→ SHORT TASK: Below are some records; reproduce every one of them exactly.

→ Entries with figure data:
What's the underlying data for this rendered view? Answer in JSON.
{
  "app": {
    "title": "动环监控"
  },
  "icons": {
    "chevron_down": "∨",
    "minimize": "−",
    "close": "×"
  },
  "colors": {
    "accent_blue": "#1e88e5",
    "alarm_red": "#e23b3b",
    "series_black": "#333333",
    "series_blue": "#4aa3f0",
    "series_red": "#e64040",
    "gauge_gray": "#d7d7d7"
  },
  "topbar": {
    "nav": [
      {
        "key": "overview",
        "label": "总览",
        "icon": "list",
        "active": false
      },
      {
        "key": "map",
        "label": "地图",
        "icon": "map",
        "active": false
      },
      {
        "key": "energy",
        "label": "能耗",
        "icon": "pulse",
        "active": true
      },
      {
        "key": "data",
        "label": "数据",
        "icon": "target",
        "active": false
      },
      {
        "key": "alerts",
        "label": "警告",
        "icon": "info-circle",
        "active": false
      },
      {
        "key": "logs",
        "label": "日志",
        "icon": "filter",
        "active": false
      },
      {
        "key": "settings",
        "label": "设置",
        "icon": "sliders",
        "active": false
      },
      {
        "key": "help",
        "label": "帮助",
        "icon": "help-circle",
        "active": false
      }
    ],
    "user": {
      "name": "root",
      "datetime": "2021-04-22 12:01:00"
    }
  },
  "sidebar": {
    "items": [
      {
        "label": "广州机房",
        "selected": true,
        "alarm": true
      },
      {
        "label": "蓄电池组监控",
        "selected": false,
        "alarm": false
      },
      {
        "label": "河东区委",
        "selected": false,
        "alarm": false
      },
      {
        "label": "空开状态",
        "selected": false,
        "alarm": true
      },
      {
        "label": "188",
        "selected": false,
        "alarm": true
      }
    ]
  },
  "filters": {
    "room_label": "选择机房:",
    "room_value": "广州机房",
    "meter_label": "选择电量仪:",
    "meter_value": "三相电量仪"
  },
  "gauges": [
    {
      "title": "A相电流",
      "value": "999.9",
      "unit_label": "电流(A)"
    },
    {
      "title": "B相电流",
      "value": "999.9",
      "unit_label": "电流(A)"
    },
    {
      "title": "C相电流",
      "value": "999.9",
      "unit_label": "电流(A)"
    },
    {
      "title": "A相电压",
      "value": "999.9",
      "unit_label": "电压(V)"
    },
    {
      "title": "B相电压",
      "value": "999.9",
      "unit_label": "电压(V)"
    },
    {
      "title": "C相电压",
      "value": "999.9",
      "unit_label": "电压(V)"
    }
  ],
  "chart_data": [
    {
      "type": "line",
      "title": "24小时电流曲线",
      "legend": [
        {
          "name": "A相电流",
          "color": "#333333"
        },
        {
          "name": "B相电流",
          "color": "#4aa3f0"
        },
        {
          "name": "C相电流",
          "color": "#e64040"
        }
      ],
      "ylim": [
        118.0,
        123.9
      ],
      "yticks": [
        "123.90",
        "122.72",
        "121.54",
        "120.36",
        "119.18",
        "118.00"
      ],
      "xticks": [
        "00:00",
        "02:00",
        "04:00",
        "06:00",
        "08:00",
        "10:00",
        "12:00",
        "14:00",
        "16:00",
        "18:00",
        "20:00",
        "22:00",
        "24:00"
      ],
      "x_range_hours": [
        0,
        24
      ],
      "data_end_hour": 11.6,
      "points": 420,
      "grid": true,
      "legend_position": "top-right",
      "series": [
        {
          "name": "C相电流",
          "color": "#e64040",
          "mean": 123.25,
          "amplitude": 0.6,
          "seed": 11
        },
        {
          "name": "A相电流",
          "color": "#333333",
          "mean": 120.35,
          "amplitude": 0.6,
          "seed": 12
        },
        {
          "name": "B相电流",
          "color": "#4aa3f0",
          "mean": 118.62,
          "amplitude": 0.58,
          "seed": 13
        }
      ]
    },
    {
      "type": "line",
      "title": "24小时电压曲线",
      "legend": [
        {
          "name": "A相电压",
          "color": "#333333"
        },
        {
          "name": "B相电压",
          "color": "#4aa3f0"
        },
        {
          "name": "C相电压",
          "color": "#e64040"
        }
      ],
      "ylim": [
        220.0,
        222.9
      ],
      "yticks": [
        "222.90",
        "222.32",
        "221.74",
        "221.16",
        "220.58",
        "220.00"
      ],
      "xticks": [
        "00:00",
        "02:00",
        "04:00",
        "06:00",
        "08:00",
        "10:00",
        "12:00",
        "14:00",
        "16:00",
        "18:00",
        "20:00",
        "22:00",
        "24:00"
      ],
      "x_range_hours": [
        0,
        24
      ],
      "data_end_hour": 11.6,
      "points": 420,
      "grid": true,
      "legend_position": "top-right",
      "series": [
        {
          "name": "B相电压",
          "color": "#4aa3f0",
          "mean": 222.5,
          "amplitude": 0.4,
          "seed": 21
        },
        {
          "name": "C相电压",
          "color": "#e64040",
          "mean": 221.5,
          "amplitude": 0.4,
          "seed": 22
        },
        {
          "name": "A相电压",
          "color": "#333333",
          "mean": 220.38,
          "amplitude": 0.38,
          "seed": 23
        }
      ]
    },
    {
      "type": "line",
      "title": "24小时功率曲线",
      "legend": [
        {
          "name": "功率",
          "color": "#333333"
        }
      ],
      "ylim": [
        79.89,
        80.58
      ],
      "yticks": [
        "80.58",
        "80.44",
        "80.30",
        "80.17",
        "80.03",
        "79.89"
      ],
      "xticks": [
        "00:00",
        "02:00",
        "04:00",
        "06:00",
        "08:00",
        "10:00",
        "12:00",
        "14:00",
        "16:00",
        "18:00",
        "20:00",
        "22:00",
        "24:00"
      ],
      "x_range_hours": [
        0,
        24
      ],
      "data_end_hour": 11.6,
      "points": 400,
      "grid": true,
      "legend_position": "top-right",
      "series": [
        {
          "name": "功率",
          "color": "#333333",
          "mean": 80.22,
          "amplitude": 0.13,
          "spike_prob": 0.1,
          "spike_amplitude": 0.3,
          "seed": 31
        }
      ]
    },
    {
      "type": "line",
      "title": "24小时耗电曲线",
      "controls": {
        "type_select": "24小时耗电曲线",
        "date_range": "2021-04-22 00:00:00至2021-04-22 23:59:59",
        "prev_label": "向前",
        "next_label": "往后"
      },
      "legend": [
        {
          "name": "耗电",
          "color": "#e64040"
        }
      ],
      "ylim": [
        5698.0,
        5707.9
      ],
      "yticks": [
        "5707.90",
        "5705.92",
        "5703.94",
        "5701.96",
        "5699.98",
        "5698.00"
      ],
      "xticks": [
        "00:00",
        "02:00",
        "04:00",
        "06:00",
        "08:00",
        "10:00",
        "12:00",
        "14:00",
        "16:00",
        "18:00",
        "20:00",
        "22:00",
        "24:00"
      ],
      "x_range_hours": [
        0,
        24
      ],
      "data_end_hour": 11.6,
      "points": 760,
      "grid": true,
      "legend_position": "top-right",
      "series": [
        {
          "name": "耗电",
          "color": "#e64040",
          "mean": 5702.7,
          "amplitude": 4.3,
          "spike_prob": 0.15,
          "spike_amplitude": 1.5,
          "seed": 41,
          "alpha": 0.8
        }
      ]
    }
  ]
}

→ FINISHED ANSWER:
What's the underlying data for this rendered view? Answer in JSON.
{
  "app": {
    "title": "动环监控"
  },
  "icons": {
    "chevron_down": "∨",
    "minimize": "−",
    "close": "×"
  },
  "colors": {
    "accent_blue": "#1e88e5",
    "alarm_red": "#e23b3b",
    "series_black": "#333333",
    "series_blue": "#4aa3f0",
    "series_red": "#e64040",
    "gauge_gray": "#d7d7d7"
  },
  "topbar": {
    "nav": [
      {
        "key": "overview",
        "label": "总览",
        "icon": "list",
        "active": false
      },
      {
        "key": "map",
        "label": "地图",
        "icon": "map",
        "active": false
      },
      {
        "key": "energy",
        "label": "能耗",
        "icon": "pulse",
        "active": true
      },
      {
        "key": "data",
        "label": "数据",
        "icon": "target",
        "active": false
      },
      {
        "key": "alerts",
        "label": "警告",
        "icon": "info-circle",
        "active": false
      },
      {
        "key": "logs",
        "label": "日志",
        "icon": "filter",
        "active": false
      },
      {
        "key": "settings",
        "label": "设置",
        "icon": "sliders",
        "active": false
      },
      {
        "key": "help",
        "label": "帮助",
        "icon": "help-circle",
        "active": false
      }
    ],
    "user": {
      "name": "root",
      "datetime": "2021-04-22 12:01:00"
    }
  },
  "sidebar": {
    "items": [
      {
        "label": "广州机房",
        "selected": true,
        "alarm": true
      },
      {
        "label": "蓄电池组监控",
        "selected": false,
        "alarm": false
      },
      {
        "label": "河东区委",
        "selected": false,
        "alarm": false
      },
      {
        "label": "空开状态",
        "selected": false,
        "alarm": true
      },
      {
        "label": "188",
        "selected": false,
        "alarm": true
      }
    ]
  },
  "filters": {
    "room_label": "选择机房:",
    "room_value": "广州机房",
    "meter_label": "选择电量仪:",
    "meter_value": "三相电量仪"
  },
  "gauges": [
    {
      "title": "A相电流",
      "value": "999.9",
      "unit_label": "电流(A)"
    },
    {
      "title": "B相电流",
      "value": "999.9",
      "unit_label": "电流(A)"
    },
    {
      "title": "C相电流",
      "value": "999.9",
      "unit_label": "电流(A)"
    },
    {
      "title": "A相电压",
      "value": "999.9",
      "unit_label": "电压(V)"
    },
    {
      "title": "B相电压",
      "value": "999.9",
      "unit_label": "电压(V)"
    },
    {
      "title": "C相电压",
      "value": "999.9",
      "unit_label": "电压(V)"
    }
  ],
  "chart_data": [
    {
      "type": "line",
      "title": "24小时电流曲线",
      "legend": [
        {
          "name": "A相电流",
          "color": "#333333"
        },
        {
          "name": "B相电流",
          "color": "#4aa3f0"
        },
        {
          "name": "C相电流",
          "color": "#e64040"
        }
      ],
      "ylim": [
        118.0,
        123.9
      ],
      "yticks": [
        "123.90",
        "122.72",
        "121.54",
        "120.36",
        "119.18",
        "118.00"
      ],
      "xticks": [
        "00:00",
        "02:00",
        "04:00",
        "06:00",
        "08:00",
        "10:00",
        "12:00",
        "14:00",
        "16:00",
        "18:00",
        "20:00",
        "22:00",
        "24:00"
      ],
      "x_range_hours": [
        0,
        24
      ],
      "data_end_hour": 11.6,
      "points": 420,
      "grid": true,
      "legend_position": "top-right",
      "series": [
        {
          "name": "C相电流",
          "color": "#e64040",
          "mean": 123.25,
          "amplitude": 0.6,
          "seed": 11
        },
        {
          "name": "A相电流",
          "color": "#333333",
          "mean": 120.35,
          "amplitude": 0.6,
          "seed": 12
        },
        {
          "name": "B相电流",
          "color": "#4aa3f0",
          "mean": 118.62,
          "amplitude": 0.58,
          "seed": 13
        }
      ]
    },
    {
      "type": "line",
      "title": "24小时电压曲线",
      "legend": [
        {
          "name": "A相电压",
          "color": "#333333"
        },
        {
          "name": "B相电压",
          "color": "#4aa3f0"
        },
        {
          "name": "C相电压",
          "color": "#e64040"
        }
      ],
      "ylim": [
        220.0,
        222.9
      ],
      "yticks": [
        "222.90",
        "222.32",
        "221.74",
        "221.16",
        "220.58",
        "220.00"
      ],
      "xticks": [
        "00:00",
        "02:00",
        "04:00",
        "06:00",
        "08:00",
        "10:00",
        "12:00",
        "14:00",
        "16:00",
        "18:00",
        "20:00",
        "22:00",
        "24:00"
      ],
      "x_range_hours": [
        0,
        24
      ],
      "data_end_hour": 11.6,
      "points": 420,
      "grid": true,
      "legend_position": "top-right",
      "series": [
        {
          "name": "B相电压",
          "color": "#4aa3f0",
          "mean": 222.5,
          "amplitude": 0.4,
          "seed": 21
        },
        {
          "name": "C相电压",
          "color": "#e64040",
          "mean": 221.5,
          "amplitude": 0.4,
          "seed": 22
        },
        {
          "name": "A相电压",
          "color": "#333333",
          "mean": 220.38,
          "amplitude": 0.38,
          "seed": 23
        }
      ]
    },
    {
      "type": "line",
      "title": "24小时功率曲线",
      "legend": [
        {
          "name": "功率",
          "color": "#333333"
        }
      ],
      "ylim": [
        79.89,
        80.58
      ],
      "yticks": [
        "80.58",
        "80.44",
        "80.30",
        "80.17",
        "80.03",
        "79.89"
      ],
      "xticks": [
        "00:00",
        "02:00",
        "04:00",
        "06:00",
        "08:00",
        "10:00",
        "12:00",
        "14:00",
        "16:00",
        "18:00",
        "20:00",
        "22:00",
        "24:00"
      ],
      "x_range_hours": [
        0,
        24
      ],
      "data_end_hour": 11.6,
      "points": 400,
      "grid": true,
      "legend_position": "top-right",
      "series": [
        {
          "name": "功率",
          "color": "#333333",
          "mean": 80.22,
          "amplitude": 0.13,
          "spike_prob": 0.1,
          "spike_amplitude": 0.3,
          "seed": 31
        }
      ]
    },
    {
      "type": "line",
      "title": "24小时耗电曲线",
      "controls": {
        "type_select": "24小时耗电曲线",
        "date_range": "2021-04-22 00:00:00至2021-04-22 23:59:59",
        "prev_label": "向前",
        "next_label": "往后"
      },
      "legend": [
        {
          "name": "耗电",
          "color": "#e64040"
        }
      ],
      "ylim": [
        5698.0,
        5707.9
      ],
      "yticks": [
        "5707.90",
        "5705.92",
        "5703.94",
        "5701.96",
        "5699.98",
        "5698.00"
      ],
      "xticks": [
        "00:00",
        "02:00",
        "04:00",
        "06:00",
        "08:00",
        "10:00",
        "12:00",
        "14:00",
        "16:00",
        "18:00",
        "20:00",
        "22:00",
        "24:00"
      ],
      "x_range_hours": [
        0,
        24
      ],
      "data_end_hour": 11.6,
      "points": 760,
      "grid": true,
      "legend_position": "top-right",
      "series": [
        {
          "name": "耗电",
          "color": "#e64040",
          "mean": 5702.7,
          "amplitude": 4.3,
          "spike_prob": 0.15,
          "spike_amplitude": 1.5,
          "seed": 41,
          "alpha": 0.8
        }
      ]
    }
  ]
}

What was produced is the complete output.